* Collected data entries *
---------------

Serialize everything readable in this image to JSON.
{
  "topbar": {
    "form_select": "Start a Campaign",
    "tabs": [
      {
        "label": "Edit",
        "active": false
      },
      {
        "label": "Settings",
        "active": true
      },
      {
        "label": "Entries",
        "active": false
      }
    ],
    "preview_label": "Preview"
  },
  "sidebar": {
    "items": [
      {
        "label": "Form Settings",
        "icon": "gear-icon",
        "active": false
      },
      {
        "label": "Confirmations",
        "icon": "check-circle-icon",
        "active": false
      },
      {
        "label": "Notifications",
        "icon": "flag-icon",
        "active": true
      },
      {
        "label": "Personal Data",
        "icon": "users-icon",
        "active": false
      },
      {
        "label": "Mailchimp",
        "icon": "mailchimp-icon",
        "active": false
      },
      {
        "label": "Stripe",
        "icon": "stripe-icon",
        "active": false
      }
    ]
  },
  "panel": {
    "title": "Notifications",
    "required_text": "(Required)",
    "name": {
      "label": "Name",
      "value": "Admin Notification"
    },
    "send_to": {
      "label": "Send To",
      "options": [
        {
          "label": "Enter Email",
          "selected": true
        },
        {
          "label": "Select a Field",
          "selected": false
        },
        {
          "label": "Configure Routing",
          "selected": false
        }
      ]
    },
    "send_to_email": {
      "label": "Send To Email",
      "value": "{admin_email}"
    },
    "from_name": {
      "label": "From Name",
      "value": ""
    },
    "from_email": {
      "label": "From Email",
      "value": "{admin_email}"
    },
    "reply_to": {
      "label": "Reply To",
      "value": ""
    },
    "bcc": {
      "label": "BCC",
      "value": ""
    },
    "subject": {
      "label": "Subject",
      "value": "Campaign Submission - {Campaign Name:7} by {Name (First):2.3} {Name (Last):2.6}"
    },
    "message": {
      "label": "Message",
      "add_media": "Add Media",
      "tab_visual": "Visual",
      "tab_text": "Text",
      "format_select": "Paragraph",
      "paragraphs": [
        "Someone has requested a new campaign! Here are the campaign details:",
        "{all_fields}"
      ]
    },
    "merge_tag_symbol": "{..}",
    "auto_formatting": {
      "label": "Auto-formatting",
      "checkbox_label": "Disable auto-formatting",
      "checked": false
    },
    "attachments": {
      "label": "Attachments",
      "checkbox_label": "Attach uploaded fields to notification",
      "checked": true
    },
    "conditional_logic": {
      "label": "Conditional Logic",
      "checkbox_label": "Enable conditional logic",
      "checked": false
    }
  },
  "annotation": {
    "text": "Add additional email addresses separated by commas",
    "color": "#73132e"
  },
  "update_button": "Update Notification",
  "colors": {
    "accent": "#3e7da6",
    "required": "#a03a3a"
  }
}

---------------

* WORK TO DO *
The entries above should be repeated exactly, every one of them.

* FULL RESPONSE *
Serialize everything readable in this image to JSON.
{
  "topbar": {
    "form_select": "Start a Campaign",
    "tabs": [
      {
        "label": "Edit",
        "active": false
      },
      {
        "label": "Settings",
        "active": true
      },
      {
        "label": "Entries",
        "active": false
      }
    ],
    "preview_label": "Preview"
  },
  "sidebar": {
    "items": [
      {
        "label": "Form Settings",
        "icon": "gear-icon",
        "active": false
      },
      {
        "label": "Confirmations",
        "icon": "check-circle-icon",
        "active": false
      },
      {
        "label": "Notifications",
        "icon": "flag-icon",
        "active": true
      },
      {
        "label": "Personal Data",
        "icon": "users-icon",
        "active": false
      },
      {
        "label": "Mailchimp",
        "icon": "mailchimp-icon",
        "active": false
      },
      {
        "label": "Stripe",
        "icon": "stripe-icon",
        "active": false
      }
    ]
  },
  "panel": {
    "title": "Notifications",
    "required_text": "(Required)",
    "name": {
      "label": "Name",
      "value": "Admin Notification"
    },
    "send_to": {
      "label": "Send To",
      "options": [
        {
          "label": "Enter Email",
          "selected": true
        },
        {
          "label": "Select a Field",
          "selected": false
        },
        {
          "label": "Configure Routing",
          "selected": false
        }
      ]
    },
    "send_to_email": {
      "label": "Send To Email",
      "value": "{admin_email}"
    },
    "from_name": {
      "label": "From Name",
      "value": ""
    },
    "from_email": {
      "label": "From Email",
      "value": "{admin_email}"
    },
    "reply_to": {
      "label": "Reply To",
      "value": ""
    },
    "bcc": {
      "label": "BCC",
      "value": ""
    },
    "subject": {
      "label": "Subject",
      "value": "Campaign Submission - {Campaign Name:7} by {Name (First):2.3} {Name (Last):2.6}"
    },
    "message": {
      "label": "Message",
      "add_media": "Add Media",
      "tab_visual": "Visual",
      "tab_text": "Text",
      "format_select": "Paragraph",
      "paragraphs": [
        "Someone has requested a new campaign! Here are the campaign details:",
        "{all_fields}"
      ]
    },
    "merge_tag_symbol": "{..}",
    "auto_formatting": {
      "label": "Auto-formatting",
      "checkbox_label": "Disable auto-formatting",
      "checked": false
    },
    "attachments": {
      "label": "Attachments",
      "checkbox_label": "Attach uploaded fields to notification",
      "checked": true
    },
    "conditional_logic": {
      "label": "Conditional Logic",
      "checkbox_label": "Enable conditional logic",
      "checked": false
    }
  },
  "annotation": {
    "text": "Add additional email addresses separated by commas",
    "color": "#73132e"
  },
  "update_button": "Update Notification",
  "colors": {
    "accent": "#3e7da6",
    "required": "#a03a3a"
  }
}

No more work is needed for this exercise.